## Data shown

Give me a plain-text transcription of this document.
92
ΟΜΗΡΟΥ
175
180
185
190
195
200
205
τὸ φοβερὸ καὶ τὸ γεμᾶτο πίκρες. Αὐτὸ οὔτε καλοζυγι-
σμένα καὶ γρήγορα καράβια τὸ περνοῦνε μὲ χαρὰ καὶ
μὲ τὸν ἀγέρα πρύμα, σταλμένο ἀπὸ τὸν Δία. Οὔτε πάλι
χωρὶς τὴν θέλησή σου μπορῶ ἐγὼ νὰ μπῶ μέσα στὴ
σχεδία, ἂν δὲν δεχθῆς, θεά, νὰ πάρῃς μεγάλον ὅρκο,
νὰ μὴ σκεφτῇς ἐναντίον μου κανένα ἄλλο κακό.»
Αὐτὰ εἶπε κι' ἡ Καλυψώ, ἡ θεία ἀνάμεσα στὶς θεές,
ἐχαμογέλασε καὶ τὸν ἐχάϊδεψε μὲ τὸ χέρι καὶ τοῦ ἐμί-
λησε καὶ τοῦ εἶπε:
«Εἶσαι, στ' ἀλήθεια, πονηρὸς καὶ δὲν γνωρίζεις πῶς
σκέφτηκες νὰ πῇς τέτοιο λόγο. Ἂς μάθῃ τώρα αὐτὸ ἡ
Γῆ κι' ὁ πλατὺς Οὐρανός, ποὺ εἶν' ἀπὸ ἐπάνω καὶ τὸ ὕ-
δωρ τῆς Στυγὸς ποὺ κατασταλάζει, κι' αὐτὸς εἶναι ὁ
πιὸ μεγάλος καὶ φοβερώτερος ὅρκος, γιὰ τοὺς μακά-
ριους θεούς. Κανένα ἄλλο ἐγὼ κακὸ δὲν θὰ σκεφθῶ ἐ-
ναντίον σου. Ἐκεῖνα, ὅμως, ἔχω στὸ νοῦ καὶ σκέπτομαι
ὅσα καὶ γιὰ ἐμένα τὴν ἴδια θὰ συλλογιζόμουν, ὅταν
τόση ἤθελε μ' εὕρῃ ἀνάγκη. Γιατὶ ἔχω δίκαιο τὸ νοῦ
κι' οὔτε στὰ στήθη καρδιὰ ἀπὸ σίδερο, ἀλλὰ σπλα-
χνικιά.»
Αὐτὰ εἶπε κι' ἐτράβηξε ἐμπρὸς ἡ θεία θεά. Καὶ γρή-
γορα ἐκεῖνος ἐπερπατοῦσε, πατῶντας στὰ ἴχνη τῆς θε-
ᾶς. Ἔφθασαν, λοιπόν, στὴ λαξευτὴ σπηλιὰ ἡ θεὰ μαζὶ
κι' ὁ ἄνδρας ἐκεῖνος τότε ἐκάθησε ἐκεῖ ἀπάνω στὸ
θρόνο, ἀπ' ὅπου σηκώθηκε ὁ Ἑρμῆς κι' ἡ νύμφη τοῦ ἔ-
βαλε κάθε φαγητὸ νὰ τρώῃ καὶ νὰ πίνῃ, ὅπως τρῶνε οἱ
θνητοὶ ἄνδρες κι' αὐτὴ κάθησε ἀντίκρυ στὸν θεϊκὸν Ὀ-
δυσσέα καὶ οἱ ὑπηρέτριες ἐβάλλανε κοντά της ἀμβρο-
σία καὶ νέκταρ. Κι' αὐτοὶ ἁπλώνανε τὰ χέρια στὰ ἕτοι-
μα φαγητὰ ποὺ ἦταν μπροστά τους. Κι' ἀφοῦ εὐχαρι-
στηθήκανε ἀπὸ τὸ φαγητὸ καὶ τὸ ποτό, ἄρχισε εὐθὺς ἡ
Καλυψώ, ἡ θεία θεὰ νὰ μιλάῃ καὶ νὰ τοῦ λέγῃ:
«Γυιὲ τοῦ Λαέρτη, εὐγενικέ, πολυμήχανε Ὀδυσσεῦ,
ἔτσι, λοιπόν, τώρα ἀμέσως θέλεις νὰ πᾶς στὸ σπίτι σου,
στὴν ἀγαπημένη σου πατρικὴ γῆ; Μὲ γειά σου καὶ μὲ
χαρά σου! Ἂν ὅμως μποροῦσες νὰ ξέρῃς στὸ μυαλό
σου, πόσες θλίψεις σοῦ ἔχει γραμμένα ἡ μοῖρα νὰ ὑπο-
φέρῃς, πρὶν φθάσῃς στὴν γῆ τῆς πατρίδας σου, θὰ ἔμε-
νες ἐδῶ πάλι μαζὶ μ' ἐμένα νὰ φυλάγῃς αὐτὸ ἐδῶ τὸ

## Task details
Working from the material above, state how many lines contain "ἄλλο"; give only the number.

## Output of the exercise
2